Determine the number of lines holding the word "hello"; answer with that number only.

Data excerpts
----------------------------------------

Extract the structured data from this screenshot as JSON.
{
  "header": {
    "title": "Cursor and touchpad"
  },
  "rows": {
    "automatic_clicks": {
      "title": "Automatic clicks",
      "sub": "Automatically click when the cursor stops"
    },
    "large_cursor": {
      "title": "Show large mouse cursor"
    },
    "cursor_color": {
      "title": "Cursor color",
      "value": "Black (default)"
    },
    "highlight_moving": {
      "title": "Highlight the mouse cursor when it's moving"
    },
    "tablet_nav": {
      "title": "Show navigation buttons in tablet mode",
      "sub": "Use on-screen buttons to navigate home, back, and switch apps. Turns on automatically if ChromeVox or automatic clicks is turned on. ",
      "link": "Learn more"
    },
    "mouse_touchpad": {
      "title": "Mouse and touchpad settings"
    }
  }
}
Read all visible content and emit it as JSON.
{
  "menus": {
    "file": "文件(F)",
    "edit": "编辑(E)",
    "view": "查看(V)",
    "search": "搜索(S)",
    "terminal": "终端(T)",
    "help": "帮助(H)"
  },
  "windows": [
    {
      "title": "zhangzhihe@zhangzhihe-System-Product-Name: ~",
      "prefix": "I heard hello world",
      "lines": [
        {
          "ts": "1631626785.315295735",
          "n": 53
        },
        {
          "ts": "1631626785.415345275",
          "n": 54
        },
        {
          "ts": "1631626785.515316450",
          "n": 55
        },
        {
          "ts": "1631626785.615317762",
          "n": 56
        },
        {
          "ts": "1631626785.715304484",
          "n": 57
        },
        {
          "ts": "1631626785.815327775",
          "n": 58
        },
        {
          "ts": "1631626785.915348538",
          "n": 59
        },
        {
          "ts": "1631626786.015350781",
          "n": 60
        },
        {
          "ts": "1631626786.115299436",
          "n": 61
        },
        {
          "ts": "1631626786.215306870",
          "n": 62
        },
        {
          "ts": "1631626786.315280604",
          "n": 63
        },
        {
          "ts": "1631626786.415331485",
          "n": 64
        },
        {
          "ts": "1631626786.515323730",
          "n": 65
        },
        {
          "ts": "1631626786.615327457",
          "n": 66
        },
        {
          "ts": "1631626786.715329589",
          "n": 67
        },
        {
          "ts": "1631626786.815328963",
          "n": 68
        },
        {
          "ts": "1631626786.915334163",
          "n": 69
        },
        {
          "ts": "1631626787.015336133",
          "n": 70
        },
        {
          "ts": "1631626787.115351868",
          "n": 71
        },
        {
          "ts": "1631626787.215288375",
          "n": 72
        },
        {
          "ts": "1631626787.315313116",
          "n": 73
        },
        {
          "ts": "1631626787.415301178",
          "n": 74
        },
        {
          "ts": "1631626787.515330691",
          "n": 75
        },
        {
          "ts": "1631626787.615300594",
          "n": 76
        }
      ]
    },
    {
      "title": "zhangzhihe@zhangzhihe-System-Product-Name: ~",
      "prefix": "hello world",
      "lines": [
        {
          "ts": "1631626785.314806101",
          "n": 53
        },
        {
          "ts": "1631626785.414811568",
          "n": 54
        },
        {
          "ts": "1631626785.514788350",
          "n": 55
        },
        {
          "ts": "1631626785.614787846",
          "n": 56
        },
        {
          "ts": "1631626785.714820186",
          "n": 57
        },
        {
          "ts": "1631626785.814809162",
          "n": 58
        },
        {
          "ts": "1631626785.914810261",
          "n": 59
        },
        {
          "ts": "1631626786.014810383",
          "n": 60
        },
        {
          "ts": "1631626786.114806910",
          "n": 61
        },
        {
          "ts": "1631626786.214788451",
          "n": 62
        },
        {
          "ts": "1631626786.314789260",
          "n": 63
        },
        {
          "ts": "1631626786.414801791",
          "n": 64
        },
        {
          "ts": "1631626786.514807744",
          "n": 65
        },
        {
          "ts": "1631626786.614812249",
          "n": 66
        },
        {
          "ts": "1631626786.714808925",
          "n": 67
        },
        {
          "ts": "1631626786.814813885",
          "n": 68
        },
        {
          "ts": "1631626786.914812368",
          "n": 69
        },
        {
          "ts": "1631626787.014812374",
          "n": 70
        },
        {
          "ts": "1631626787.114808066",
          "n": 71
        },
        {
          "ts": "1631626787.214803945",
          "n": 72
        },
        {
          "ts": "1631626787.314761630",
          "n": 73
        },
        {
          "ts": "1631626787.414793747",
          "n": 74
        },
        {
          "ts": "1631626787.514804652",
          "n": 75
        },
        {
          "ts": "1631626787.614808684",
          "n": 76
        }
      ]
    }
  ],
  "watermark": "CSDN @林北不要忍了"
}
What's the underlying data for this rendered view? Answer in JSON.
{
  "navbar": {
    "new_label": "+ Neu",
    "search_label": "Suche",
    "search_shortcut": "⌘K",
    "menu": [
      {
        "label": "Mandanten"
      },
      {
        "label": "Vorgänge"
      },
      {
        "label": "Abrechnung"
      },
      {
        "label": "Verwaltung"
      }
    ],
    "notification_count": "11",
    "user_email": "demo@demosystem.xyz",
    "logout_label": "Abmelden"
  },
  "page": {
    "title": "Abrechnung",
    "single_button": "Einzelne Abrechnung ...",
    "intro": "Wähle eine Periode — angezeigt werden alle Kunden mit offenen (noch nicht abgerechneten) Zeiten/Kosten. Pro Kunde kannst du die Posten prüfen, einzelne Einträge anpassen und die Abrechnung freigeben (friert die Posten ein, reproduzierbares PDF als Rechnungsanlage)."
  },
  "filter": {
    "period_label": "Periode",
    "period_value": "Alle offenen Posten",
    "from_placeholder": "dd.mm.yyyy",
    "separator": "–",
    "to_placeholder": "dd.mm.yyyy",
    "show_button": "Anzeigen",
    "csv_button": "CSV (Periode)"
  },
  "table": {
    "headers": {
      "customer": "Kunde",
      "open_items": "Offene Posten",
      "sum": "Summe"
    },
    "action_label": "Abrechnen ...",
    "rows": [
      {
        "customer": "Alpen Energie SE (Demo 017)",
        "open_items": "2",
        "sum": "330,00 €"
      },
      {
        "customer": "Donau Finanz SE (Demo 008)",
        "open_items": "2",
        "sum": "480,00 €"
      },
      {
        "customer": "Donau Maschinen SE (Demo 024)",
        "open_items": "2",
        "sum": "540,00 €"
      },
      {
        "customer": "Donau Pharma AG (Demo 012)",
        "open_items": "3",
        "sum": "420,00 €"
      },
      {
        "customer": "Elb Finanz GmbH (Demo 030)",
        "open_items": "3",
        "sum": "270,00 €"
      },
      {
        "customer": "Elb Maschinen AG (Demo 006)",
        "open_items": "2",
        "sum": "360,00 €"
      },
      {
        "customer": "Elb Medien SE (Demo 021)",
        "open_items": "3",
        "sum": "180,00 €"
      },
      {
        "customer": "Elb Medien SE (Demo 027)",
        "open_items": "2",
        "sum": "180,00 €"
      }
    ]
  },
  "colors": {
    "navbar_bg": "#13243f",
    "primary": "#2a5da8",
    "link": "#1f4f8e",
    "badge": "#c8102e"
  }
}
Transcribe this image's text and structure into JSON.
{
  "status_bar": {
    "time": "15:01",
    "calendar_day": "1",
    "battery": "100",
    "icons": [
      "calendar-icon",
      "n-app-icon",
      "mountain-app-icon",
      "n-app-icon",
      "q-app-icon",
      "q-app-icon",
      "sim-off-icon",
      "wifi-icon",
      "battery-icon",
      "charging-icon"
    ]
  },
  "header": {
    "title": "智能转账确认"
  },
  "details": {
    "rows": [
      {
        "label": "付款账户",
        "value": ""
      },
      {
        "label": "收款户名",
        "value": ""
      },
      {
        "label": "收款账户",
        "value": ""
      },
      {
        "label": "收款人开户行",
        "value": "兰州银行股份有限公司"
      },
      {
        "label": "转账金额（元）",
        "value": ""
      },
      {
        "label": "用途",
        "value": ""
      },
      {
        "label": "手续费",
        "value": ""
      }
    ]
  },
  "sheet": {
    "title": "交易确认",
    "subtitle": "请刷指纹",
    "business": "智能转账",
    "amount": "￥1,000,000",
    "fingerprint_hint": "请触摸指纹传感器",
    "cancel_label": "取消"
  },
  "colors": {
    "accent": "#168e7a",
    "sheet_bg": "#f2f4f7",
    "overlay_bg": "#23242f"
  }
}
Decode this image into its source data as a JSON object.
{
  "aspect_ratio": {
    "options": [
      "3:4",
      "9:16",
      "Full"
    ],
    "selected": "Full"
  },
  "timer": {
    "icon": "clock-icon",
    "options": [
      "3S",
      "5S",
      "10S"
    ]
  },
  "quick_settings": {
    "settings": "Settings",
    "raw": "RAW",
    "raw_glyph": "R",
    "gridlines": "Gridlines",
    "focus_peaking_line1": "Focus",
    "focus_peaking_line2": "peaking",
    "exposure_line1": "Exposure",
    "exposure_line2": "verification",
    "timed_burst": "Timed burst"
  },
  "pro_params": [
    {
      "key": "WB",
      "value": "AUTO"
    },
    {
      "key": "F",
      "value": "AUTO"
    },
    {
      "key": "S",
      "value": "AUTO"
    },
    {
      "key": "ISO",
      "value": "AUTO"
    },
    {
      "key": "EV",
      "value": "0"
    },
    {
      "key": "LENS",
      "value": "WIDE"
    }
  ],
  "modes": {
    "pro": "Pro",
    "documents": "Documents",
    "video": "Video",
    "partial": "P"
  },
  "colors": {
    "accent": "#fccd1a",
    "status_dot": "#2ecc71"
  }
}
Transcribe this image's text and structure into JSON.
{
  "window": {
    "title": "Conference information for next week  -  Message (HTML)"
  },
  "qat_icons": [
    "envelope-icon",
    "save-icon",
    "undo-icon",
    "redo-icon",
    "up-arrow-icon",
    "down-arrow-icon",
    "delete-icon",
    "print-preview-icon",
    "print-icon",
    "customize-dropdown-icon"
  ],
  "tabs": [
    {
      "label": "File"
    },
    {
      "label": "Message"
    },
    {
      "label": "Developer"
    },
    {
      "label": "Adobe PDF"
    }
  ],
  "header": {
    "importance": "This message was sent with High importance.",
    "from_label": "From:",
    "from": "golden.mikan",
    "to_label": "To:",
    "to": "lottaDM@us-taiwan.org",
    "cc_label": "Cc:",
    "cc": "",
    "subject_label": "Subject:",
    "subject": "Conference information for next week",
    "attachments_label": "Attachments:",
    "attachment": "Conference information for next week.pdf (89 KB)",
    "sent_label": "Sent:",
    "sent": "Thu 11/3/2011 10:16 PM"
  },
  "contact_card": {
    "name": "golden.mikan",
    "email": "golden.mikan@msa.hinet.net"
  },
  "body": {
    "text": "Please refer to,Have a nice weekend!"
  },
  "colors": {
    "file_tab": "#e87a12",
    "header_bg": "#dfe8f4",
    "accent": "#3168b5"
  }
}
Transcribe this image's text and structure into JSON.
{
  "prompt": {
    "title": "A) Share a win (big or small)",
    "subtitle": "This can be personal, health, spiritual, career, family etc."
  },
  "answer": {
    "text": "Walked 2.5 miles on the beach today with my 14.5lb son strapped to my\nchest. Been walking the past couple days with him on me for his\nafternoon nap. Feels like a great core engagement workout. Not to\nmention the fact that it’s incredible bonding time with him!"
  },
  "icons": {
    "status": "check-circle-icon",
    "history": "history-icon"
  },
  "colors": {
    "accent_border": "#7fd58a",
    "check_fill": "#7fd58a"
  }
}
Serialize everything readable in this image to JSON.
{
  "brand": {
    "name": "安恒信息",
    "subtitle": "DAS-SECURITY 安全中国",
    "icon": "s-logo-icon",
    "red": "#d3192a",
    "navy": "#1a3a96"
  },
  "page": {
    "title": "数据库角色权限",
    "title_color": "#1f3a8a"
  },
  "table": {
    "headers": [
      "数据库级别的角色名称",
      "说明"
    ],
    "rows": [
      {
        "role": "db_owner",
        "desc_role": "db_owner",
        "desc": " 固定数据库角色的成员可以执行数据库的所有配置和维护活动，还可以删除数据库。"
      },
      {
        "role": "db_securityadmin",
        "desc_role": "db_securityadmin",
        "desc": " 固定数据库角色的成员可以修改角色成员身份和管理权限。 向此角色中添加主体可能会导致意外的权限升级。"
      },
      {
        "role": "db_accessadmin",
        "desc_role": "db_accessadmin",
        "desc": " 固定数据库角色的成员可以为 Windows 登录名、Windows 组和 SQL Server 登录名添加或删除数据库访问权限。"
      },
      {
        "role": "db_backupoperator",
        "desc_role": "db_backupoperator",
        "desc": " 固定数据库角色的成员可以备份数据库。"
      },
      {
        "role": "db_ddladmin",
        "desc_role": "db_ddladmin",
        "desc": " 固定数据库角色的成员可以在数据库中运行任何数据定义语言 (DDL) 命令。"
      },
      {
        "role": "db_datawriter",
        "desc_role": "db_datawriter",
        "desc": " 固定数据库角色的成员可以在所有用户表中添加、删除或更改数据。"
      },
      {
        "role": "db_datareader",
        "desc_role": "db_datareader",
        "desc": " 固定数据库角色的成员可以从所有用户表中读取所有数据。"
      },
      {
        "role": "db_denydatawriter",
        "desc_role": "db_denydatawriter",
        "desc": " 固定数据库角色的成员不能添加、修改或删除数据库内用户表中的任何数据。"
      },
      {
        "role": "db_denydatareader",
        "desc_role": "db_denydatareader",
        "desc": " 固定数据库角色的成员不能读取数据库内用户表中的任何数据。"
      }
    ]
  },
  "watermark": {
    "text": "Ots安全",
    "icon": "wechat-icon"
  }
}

----------------------------------------

COMPLETED TASK: 2